=== Goal ===
All the data must come back unchanged, except that pictures are left out.

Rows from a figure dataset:
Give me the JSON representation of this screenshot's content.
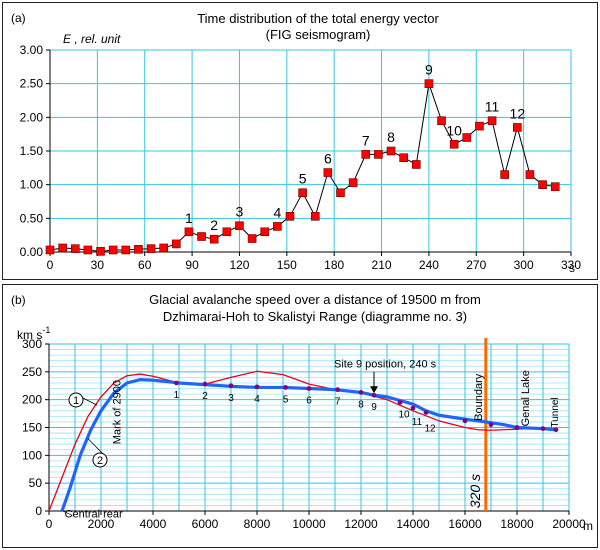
{
  "chart_data": [
    {
      "type": "line",
      "panel_label": "(a)",
      "title": "Time distribution of the total energy vector",
      "subtitle": "(FIG seismogram)",
      "ylabel": "E , rel. unit",
      "xunit": "s",
      "xlim": [
        0,
        330
      ],
      "ylim": [
        0,
        3
      ],
      "x_ticks": [
        "0",
        "30",
        "60",
        "90",
        "120",
        "150",
        "180",
        "210",
        "240",
        "270",
        "300",
        "330"
      ],
      "y_ticks": [
        "0.00",
        "0.50",
        "1.00",
        "1.50",
        "2.00",
        "2.50",
        "3.00"
      ],
      "grid": true,
      "series": [
        {
          "color": "#ff0000",
          "line_color": "#000000",
          "x": [
            0,
            8,
            16,
            24,
            32,
            40,
            48,
            56,
            64,
            72,
            80,
            88,
            96,
            104,
            112,
            120,
            128,
            136,
            144,
            152,
            160,
            168,
            176,
            184,
            192,
            200,
            208,
            216,
            224,
            232,
            240,
            248,
            256,
            264,
            272,
            280,
            288,
            296,
            304,
            312,
            320
          ],
          "y": [
            0.03,
            0.06,
            0.05,
            0.03,
            0.01,
            0.03,
            0.03,
            0.04,
            0.05,
            0.06,
            0.12,
            0.3,
            0.23,
            0.19,
            0.3,
            0.39,
            0.2,
            0.3,
            0.38,
            0.53,
            0.88,
            0.53,
            1.18,
            0.88,
            1.03,
            1.45,
            1.45,
            1.5,
            1.4,
            1.3,
            2.5,
            1.95,
            1.6,
            1.7,
            1.87,
            1.95,
            1.15,
            1.85,
            1.15,
            1.0,
            0.97
          ]
        }
      ],
      "annotations": [
        {
          "text": "1",
          "x": 88,
          "y": 0.3
        },
        {
          "text": "2",
          "x": 104,
          "y": 0.19
        },
        {
          "text": "3",
          "x": 120,
          "y": 0.39
        },
        {
          "text": "4",
          "x": 144,
          "y": 0.38
        },
        {
          "text": "5",
          "x": 160,
          "y": 0.88
        },
        {
          "text": "6",
          "x": 176,
          "y": 1.18
        },
        {
          "text": "7",
          "x": 200,
          "y": 1.45
        },
        {
          "text": "8",
          "x": 216,
          "y": 1.5
        },
        {
          "text": "9",
          "x": 240,
          "y": 2.5
        },
        {
          "text": "10",
          "x": 256,
          "y": 1.6
        },
        {
          "text": "11",
          "x": 280,
          "y": 1.95
        },
        {
          "text": "12",
          "x": 296,
          "y": 1.85
        }
      ]
    },
    {
      "type": "line",
      "panel_label": "(b)",
      "title": "Glacial avalanche speed over a distance of 19500 m from",
      "subtitle": "Dzhimarai-Hoh to Skalistyi Range (diagramme no. 3)",
      "ylabel_base": "km s",
      "ylabel_exp": "-1",
      "xunit": "m",
      "xlim": [
        0,
        20000
      ],
      "ylim": [
        0,
        300
      ],
      "x_ticks": [
        "0",
        "2000",
        "4000",
        "6000",
        "8000",
        "10000",
        "12000",
        "14000",
        "16000",
        "18000",
        "20000"
      ],
      "y_ticks": [
        "0",
        "50",
        "100",
        "150",
        "200",
        "250",
        "300"
      ],
      "grid": true,
      "series": [
        {
          "name": "1",
          "color": "#e8001a",
          "x": [
            0,
            500,
            1000,
            1500,
            2000,
            2500,
            3000,
            3500,
            4000,
            4500,
            5000,
            6000,
            7000,
            8000,
            9000,
            10000,
            11000,
            12000,
            13000,
            14000,
            15000,
            16000,
            16500,
            17000,
            18000,
            19000,
            19500
          ],
          "y": [
            0,
            60,
            120,
            170,
            205,
            230,
            243,
            246,
            242,
            236,
            230,
            228,
            240,
            251,
            245,
            228,
            218,
            212,
            200,
            180,
            162,
            150,
            146,
            145,
            147,
            150,
            145
          ]
        },
        {
          "name": "2",
          "color": "#1e64ff",
          "x": [
            500,
            800,
            1200,
            1600,
            2000,
            2500,
            3000,
            3500,
            4000,
            5000,
            6000,
            7000,
            8000,
            9000,
            10000,
            11000,
            12000,
            12500,
            13000,
            14000,
            14500,
            15000,
            16000,
            16800,
            17500,
            18000,
            19000,
            19500
          ],
          "y": [
            0,
            40,
            100,
            145,
            180,
            212,
            230,
            236,
            235,
            230,
            227,
            224,
            222,
            222,
            220,
            218,
            213,
            208,
            205,
            192,
            180,
            172,
            165,
            160,
            155,
            150,
            148,
            146
          ]
        }
      ],
      "markers": {
        "color": "#7a0a7a",
        "x": [
          4900,
          6000,
          7000,
          8000,
          9100,
          10000,
          11100,
          12000,
          12500,
          13500,
          14000,
          14500,
          16000,
          17000,
          18000,
          19000,
          19500
        ],
        "y": [
          230,
          228,
          225,
          223,
          222,
          220,
          218,
          213,
          208,
          195,
          185,
          177,
          162,
          155,
          150,
          148,
          146
        ]
      },
      "point_labels": [
        {
          "text": "1",
          "x": 4900,
          "y": 230
        },
        {
          "text": "2",
          "x": 6000,
          "y": 228
        },
        {
          "text": "3",
          "x": 7000,
          "y": 225
        },
        {
          "text": "4",
          "x": 8000,
          "y": 223
        },
        {
          "text": "5",
          "x": 9100,
          "y": 222
        },
        {
          "text": "6",
          "x": 10000,
          "y": 220
        },
        {
          "text": "7",
          "x": 11100,
          "y": 218
        },
        {
          "text": "8",
          "x": 12000,
          "y": 213
        },
        {
          "text": "9",
          "x": 12500,
          "y": 208
        },
        {
          "text": "10",
          "x": 13500,
          "y": 195
        },
        {
          "text": "11",
          "x": 14000,
          "y": 185
        },
        {
          "text": "12",
          "x": 14500,
          "y": 177
        }
      ],
      "annotations": {
        "site9": {
          "text": "Site 9 position, 240 s",
          "x": 12500,
          "y": 208
        },
        "mark2900": "Mark of 2900",
        "central_rear": "Central rear",
        "boundary": "Boundary",
        "genal_lake": "Genal Lake",
        "tunnel": "Tunnel",
        "time_320": "320 s"
      },
      "vertical_line": {
        "x": 16800,
        "color": "#ff6a00"
      }
    }
  ]
}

=== Answer to this problem ===
Give me the JSON representation of this screenshot's content.
{
  "chart_data": [
    {
      "type": "line",
      "panel_label": "(a)",
      "title": "Time distribution of the total energy vector",
      "subtitle": "(FIG seismogram)",
      "ylabel": "E , rel. unit",
      "xunit": "s",
      "xlim": [
        0,
        330
      ],
      "ylim": [
        0,
        3
      ],
      "x_ticks": [
        "0",
        "30",
        "60",
        "90",
        "120",
        "150",
        "180",
        "210",
        "240",
        "270",
        "300",
        "330"
      ],
      "y_ticks": [
        "0.00",
        "0.50",
        "1.00",
        "1.50",
        "2.00",
        "2.50",
        "3.00"
      ],
      "grid": true,
      "series": [
        {
          "color": "#ff0000",
          "line_color": "#000000",
          "x": [
            0,
            8,
            16,
            24,
            32,
            40,
            48,
            56,
            64,
            72,
            80,
            88,
            96,
            104,
            112,
            120,
            128,
            136,
            144,
            152,
            160,
            168,
            176,
            184,
            192,
            200,
            208,
            216,
            224,
            232,
            240,
            248,
            256,
            264,
            272,
            280,
            288,
            296,
            304,
            312,
            320
          ],
          "y": [
            0.03,
            0.06,
            0.05,
            0.03,
            0.01,
            0.03,
            0.03,
            0.04,
            0.05,
            0.06,
            0.12,
            0.3,
            0.23,
            0.19,
            0.3,
            0.39,
            0.2,
            0.3,
            0.38,
            0.53,
            0.88,
            0.53,
            1.18,
            0.88,
            1.03,
            1.45,
            1.45,
            1.5,
            1.4,
            1.3,
            2.5,
            1.95,
            1.6,
            1.7,
            1.87,
            1.95,
            1.15,
            1.85,
            1.15,
            1.0,
            0.97
          ]
        }
      ],
      "annotations": [
        {
          "text": "1",
          "x": 88,
          "y": 0.3
        },
        {
          "text": "2",
          "x": 104,
          "y": 0.19
        },
        {
          "text": "3",
          "x": 120,
          "y": 0.39
        },
        {
          "text": "4",
          "x": 144,
          "y": 0.38
        },
        {
          "text": "5",
          "x": 160,
          "y": 0.88
        },
        {
          "text": "6",
          "x": 176,
          "y": 1.18
        },
        {
          "text": "7",
          "x": 200,
          "y": 1.45
        },
        {
          "text": "8",
          "x": 216,
          "y": 1.5
        },
        {
          "text": "9",
          "x": 240,
          "y": 2.5
        },
        {
          "text": "10",
          "x": 256,
          "y": 1.6
        },
        {
          "text": "11",
          "x": 280,
          "y": 1.95
        },
        {
          "text": "12",
          "x": 296,
          "y": 1.85
        }
      ]
    },
    {
      "type": "line",
      "panel_label": "(b)",
      "title": "Glacial avalanche speed over a distance of 19500 m from",
      "subtitle": "Dzhimarai-Hoh to Skalistyi Range (diagramme no. 3)",
      "ylabel_base": "km s",
      "ylabel_exp": "-1",
      "xunit": "m",
      "xlim": [
        0,
        20000
      ],
      "ylim": [
        0,
        300
      ],
      "x_ticks": [
        "0",
        "2000",
        "4000",
        "6000",
        "8000",
        "10000",
        "12000",
        "14000",
        "16000",
        "18000",
        "20000"
      ],
      "y_ticks": [
        "0",
        "50",
        "100",
        "150",
        "200",
        "250",
        "300"
      ],
      "grid": true,
      "series": [
        {
          "name": "1",
          "color": "#e8001a",
          "x": [
            0,
            500,
            1000,
            1500,
            2000,
            2500,
            3000,
            3500,
            4000,
            4500,
            5000,
            6000,
            7000,
            8000,
            9000,
            10000,
            11000,
            12000,
            13000,
            14000,
            15000,
            16000,
            16500,
            17000,
            18000,
            19000,
            19500
          ],
          "y": [
            0,
            60,
            120,
            170,
            205,
            230,
            243,
            246,
            242,
            236,
            230,
            228,
            240,
            251,
            245,
            228,
            218,
            212,
            200,
            180,
            162,
            150,
            146,
            145,
            147,
            150,
            145
          ]
        },
        {
          "name": "2",
          "color": "#1e64ff",
          "x": [
            500,
            800,
            1200,
            1600,
            2000,
            2500,
            3000,
            3500,
            4000,
            5000,
            6000,
            7000,
            8000,
            9000,
            10000,
            11000,
            12000,
            12500,
            13000,
            14000,
            14500,
            15000,
            16000,
            16800,
            17500,
            18000,
            19000,
            19500
          ],
          "y": [
            0,
            40,
            100,
            145,
            180,
            212,
            230,
            236,
            235,
            230,
            227,
            224,
            222,
            222,
            220,
            218,
            213,
            208,
            205,
            192,
            180,
            172,
            165,
            160,
            155,
            150,
            148,
            146
          ]
        }
      ],
      "markers": {
        "color": "#7a0a7a",
        "x": [
          4900,
          6000,
          7000,
          8000,
          9100,
          10000,
          11100,
          12000,
          12500,
          13500,
          14000,
          14500,
          16000,
          17000,
          18000,
          19000,
          19500
        ],
        "y": [
          230,
          228,
          225,
          223,
          222,
          220,
          218,
          213,
          208,
          195,
          185,
          177,
          162,
          155,
          150,
          148,
          146
        ]
      },
      "point_labels": [
        {
          "text": "1",
          "x": 4900,
          "y": 230
        },
        {
          "text": "2",
          "x": 6000,
          "y": 228
        },
        {
          "text": "3",
          "x": 7000,
          "y": 225
        },
        {
          "text": "4",
          "x": 8000,
          "y": 223
        },
        {
          "text": "5",
          "x": 9100,
          "y": 222
        },
        {
          "text": "6",
          "x": 10000,
          "y": 220
        },
        {
          "text": "7",
          "x": 11100,
          "y": 218
        },
        {
          "text": "8",
          "x": 12000,
          "y": 213
        },
        {
          "text": "9",
          "x": 12500,
          "y": 208
        },
        {
          "text": "10",
          "x": 13500,
          "y": 195
        },
        {
          "text": "11",
          "x": 14000,
          "y": 185
        },
        {
          "text": "12",
          "x": 14500,
          "y": 177
        }
      ],
      "annotations": {
        "site9": {
          "text": "Site 9 position, 240 s",
          "x": 12500,
          "y": 208
        },
        "mark2900": "Mark of 2900",
        "central_rear": "Central rear",
        "boundary": "Boundary",
        "genal_lake": "Genal Lake",
        "tunnel": "Tunnel",
        "time_320": "320 s"
      },
      "vertical_line": {
        "x": 16800,
        "color": "#ff6a00"
      }
    }
  ]
}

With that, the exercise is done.